## The task
Scan the material that follows. Copy every line containing the word "계약자부담액".

Extracted data entries
----

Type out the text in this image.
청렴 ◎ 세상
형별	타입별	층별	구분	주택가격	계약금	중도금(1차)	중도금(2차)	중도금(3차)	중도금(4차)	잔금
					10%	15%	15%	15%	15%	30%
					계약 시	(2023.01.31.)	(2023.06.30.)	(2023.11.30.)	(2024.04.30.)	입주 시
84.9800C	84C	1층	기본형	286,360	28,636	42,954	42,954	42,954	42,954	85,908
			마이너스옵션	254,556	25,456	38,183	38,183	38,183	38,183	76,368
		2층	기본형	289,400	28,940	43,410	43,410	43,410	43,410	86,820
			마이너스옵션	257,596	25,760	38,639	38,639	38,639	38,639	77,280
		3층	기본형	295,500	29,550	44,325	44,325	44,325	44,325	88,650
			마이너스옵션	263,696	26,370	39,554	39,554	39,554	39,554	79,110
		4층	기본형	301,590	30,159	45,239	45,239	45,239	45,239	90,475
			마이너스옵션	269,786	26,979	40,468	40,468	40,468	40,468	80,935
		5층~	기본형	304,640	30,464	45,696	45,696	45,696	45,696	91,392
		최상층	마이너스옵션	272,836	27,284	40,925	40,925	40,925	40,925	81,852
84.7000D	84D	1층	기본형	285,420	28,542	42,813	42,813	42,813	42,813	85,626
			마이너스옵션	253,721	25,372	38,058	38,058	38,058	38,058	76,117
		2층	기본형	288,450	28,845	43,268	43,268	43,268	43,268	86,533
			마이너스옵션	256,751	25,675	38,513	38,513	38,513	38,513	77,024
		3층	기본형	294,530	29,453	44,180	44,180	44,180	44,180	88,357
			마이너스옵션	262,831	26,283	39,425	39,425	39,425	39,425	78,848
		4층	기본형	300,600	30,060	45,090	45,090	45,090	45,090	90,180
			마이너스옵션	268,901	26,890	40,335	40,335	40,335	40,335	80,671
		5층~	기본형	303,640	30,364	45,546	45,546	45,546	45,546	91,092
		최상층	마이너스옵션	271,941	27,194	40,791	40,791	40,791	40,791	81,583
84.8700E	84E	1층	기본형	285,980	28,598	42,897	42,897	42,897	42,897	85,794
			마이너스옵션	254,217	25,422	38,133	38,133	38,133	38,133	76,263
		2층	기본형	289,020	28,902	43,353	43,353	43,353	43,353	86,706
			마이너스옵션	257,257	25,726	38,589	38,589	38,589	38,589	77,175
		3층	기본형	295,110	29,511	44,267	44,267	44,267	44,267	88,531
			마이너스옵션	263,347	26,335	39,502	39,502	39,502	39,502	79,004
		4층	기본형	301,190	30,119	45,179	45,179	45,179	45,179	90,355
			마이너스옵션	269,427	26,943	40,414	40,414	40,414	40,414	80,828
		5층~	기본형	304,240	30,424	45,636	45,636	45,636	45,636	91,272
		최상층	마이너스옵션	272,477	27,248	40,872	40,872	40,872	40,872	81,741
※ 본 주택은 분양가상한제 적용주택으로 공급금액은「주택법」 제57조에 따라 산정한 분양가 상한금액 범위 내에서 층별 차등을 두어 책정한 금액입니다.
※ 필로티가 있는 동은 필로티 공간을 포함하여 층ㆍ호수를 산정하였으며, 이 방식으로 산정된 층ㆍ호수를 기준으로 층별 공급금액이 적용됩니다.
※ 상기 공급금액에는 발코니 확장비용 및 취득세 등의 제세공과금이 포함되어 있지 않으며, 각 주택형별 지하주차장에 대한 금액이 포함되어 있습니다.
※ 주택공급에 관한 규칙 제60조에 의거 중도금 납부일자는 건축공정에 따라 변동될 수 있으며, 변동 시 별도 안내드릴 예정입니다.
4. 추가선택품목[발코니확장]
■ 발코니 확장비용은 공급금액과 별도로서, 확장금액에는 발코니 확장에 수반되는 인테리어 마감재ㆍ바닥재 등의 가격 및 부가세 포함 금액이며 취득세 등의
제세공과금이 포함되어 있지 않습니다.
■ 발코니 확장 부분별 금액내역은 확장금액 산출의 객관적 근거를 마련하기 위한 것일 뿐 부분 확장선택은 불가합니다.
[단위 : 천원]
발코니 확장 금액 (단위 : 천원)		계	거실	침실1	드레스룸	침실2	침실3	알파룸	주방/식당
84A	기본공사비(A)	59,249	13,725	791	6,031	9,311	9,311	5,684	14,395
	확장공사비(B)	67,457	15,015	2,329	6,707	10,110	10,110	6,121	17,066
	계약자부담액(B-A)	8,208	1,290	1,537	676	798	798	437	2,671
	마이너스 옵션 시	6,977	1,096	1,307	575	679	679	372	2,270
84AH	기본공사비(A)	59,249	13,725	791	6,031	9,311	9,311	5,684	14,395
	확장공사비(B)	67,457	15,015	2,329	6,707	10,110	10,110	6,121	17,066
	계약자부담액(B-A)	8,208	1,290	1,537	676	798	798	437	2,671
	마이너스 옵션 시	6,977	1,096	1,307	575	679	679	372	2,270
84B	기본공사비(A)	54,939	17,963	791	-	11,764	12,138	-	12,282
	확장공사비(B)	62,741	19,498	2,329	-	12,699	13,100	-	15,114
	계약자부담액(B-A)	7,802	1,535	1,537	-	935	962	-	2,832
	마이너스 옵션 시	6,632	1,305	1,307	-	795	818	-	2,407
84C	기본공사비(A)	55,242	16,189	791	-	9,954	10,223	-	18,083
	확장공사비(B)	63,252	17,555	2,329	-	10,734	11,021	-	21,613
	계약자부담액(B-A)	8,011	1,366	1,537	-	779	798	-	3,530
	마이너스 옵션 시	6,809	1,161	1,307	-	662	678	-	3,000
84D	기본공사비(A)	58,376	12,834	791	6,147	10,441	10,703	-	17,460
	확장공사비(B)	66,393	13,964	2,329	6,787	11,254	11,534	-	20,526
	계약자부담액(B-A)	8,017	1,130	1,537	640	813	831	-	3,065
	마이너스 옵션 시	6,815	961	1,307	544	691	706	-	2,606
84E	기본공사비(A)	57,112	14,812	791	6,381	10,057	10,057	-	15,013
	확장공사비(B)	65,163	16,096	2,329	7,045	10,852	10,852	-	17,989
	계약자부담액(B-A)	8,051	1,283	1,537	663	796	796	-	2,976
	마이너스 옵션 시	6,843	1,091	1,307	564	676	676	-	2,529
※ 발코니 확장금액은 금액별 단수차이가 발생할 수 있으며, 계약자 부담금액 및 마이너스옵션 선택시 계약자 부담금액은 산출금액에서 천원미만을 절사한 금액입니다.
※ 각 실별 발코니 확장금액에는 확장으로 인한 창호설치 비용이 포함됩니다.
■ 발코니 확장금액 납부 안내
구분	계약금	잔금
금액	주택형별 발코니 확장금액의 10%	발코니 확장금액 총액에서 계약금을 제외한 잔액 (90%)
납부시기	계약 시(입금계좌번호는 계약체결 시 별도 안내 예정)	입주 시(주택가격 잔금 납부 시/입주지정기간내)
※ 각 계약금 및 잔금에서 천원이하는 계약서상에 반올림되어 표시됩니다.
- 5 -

----

## Correct output
	계약자부담액(B-A)	8,208	1,290	1,537	676	798	798	437	2,671
	계약자부담액(B-A)	8,208	1,290	1,537	676	798	798	437	2,671
	계약자부담액(B-A)	7,802	1,535	1,537	-	935	962	-	2,832
	계약자부담액(B-A)	8,011	1,366	1,537	-	779	798	-	3,530
	계약자부담액(B-A)	8,017	1,130	1,537	640	813	831	-	3,065
	계약자부담액(B-A)	8,051	1,283	1,537	663	796	796	-	2,976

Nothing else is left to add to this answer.